In the material below, the lines containing the word "Safety" are required; copy each of them.
** START Input records **
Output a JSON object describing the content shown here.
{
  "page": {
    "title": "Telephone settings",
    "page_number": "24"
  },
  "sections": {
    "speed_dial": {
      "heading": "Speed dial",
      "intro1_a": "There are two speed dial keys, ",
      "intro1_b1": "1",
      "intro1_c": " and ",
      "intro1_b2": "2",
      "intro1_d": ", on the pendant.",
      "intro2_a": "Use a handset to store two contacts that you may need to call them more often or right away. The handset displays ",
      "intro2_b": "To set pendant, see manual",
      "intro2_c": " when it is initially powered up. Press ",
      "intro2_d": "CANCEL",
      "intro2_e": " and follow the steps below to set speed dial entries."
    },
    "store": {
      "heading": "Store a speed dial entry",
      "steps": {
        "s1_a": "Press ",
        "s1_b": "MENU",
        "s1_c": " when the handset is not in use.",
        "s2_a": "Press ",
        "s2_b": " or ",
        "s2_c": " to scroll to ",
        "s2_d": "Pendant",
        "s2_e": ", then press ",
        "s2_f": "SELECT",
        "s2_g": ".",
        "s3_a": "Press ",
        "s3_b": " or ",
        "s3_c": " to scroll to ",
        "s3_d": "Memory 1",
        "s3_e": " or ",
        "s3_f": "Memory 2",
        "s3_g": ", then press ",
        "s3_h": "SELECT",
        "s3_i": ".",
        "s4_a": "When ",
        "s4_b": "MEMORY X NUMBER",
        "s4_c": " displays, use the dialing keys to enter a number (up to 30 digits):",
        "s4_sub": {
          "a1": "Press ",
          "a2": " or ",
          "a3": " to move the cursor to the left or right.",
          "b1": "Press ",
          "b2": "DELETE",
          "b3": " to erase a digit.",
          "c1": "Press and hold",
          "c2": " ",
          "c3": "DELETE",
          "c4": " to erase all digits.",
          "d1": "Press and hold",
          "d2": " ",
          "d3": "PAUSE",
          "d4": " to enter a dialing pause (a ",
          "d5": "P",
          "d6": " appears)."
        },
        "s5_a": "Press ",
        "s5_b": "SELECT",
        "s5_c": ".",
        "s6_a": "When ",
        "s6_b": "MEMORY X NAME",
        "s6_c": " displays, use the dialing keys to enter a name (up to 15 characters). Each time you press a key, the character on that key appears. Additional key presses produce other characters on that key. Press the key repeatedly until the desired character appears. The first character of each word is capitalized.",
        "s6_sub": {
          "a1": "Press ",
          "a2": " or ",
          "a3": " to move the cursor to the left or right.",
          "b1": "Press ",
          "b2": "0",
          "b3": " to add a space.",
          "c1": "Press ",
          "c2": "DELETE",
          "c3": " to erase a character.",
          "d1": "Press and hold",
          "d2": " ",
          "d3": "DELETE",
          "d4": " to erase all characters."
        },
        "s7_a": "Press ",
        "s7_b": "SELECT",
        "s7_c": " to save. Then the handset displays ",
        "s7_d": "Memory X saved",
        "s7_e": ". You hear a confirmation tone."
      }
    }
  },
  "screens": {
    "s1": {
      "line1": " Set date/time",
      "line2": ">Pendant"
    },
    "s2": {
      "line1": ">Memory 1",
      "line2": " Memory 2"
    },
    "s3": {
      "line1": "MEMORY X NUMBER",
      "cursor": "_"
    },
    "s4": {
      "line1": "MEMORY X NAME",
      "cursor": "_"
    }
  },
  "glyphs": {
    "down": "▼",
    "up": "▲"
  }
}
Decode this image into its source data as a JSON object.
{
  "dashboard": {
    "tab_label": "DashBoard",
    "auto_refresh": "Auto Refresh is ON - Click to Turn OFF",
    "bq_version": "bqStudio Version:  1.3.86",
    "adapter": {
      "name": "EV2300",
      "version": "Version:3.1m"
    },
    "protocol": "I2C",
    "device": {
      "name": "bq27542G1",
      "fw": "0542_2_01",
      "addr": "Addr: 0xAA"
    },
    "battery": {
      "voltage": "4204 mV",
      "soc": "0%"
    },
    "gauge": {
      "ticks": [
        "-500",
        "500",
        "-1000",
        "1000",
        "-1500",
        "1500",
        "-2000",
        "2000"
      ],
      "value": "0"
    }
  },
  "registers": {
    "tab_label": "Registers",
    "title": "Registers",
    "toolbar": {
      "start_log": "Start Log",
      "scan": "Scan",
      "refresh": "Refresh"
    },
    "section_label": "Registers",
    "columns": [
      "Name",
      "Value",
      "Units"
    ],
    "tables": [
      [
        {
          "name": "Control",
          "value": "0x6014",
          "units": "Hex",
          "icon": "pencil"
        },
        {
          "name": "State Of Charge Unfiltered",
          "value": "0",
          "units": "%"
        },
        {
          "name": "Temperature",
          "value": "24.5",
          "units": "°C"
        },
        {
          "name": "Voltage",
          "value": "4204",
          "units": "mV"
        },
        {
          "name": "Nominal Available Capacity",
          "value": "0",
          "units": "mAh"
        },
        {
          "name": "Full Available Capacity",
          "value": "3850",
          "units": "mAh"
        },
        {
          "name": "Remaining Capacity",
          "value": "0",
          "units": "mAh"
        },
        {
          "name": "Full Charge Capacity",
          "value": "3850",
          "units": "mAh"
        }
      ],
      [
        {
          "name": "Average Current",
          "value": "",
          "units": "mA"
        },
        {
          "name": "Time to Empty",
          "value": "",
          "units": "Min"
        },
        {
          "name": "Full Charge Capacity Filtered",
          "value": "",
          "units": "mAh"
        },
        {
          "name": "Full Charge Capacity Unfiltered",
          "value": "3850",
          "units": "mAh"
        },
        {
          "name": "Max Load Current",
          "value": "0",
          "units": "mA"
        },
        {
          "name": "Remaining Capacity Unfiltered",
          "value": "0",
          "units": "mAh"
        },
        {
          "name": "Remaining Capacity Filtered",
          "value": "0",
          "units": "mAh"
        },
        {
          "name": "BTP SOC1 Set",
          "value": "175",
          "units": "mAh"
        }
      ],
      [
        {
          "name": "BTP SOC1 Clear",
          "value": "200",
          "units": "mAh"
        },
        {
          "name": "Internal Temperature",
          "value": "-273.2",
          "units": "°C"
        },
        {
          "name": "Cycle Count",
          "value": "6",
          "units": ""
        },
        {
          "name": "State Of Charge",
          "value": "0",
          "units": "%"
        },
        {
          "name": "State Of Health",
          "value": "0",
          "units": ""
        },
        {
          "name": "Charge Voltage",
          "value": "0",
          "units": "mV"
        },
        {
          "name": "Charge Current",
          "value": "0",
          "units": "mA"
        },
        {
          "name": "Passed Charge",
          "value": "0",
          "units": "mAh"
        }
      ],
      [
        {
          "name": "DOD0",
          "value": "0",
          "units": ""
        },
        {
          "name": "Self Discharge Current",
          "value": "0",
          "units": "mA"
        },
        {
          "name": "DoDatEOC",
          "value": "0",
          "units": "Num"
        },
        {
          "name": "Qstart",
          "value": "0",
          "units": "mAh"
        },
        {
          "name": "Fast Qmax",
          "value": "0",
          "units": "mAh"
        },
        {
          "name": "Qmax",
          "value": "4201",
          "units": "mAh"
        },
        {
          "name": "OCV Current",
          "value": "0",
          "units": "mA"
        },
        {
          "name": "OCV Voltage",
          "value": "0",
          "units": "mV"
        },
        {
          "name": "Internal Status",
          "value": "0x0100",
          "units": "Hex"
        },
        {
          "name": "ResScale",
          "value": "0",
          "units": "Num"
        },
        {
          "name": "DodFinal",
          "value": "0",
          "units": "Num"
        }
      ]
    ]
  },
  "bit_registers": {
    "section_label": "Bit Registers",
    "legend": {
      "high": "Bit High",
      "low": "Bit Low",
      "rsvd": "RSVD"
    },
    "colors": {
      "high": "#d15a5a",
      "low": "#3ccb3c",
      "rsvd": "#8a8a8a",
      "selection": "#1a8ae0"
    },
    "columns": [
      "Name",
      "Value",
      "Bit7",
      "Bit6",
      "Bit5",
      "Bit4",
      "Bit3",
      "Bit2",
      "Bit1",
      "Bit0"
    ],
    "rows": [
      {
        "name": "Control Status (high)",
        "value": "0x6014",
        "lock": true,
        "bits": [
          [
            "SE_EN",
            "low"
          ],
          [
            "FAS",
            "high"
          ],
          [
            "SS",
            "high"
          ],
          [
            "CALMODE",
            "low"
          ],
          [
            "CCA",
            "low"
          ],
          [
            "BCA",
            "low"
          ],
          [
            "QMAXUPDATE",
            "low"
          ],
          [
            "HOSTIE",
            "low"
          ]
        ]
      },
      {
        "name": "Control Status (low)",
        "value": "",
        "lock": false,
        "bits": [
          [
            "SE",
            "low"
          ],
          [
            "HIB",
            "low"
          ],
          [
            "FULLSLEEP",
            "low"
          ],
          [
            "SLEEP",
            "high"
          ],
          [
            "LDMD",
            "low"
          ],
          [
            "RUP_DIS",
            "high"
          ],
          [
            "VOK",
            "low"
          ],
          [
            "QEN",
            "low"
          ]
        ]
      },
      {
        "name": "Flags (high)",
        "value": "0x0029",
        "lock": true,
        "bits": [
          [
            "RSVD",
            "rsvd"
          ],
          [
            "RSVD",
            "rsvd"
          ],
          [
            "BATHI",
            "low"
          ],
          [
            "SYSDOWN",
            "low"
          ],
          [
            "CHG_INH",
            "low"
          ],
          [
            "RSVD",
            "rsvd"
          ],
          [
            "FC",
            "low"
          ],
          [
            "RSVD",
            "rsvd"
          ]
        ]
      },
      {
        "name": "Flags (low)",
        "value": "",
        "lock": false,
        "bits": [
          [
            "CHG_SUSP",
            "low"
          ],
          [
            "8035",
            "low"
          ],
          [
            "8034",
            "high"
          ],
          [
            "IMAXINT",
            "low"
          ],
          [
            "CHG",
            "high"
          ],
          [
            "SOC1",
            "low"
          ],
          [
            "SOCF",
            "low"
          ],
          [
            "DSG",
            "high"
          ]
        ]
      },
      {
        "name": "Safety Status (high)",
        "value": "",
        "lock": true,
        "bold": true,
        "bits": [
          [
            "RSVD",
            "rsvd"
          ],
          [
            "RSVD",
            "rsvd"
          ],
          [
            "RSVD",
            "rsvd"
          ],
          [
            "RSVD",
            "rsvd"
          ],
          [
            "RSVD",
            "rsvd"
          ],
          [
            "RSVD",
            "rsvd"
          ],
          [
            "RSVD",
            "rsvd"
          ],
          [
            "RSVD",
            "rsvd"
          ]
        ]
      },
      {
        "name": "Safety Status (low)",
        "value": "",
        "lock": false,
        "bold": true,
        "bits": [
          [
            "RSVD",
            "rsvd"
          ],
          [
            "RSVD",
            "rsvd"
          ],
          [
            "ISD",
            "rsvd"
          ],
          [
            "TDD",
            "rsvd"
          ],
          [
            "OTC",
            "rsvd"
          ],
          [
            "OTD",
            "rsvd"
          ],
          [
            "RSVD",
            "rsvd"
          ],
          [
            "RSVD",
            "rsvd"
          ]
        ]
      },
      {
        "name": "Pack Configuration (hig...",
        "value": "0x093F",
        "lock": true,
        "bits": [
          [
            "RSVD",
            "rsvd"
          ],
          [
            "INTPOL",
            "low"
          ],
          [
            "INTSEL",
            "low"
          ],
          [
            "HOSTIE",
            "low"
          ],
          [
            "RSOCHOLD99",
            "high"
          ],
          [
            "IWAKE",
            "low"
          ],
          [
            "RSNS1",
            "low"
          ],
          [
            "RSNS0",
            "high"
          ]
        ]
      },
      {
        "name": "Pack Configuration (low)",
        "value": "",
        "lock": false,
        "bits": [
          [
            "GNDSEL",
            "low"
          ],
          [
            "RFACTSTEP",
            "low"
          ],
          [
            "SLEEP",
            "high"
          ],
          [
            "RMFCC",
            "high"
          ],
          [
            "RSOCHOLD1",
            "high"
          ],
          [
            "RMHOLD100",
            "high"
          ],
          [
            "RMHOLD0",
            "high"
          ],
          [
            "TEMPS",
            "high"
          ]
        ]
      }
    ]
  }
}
** END Input records **
Answer for the task =
        "name": "Safety Status (high)",
        "name": "Safety Status (low)",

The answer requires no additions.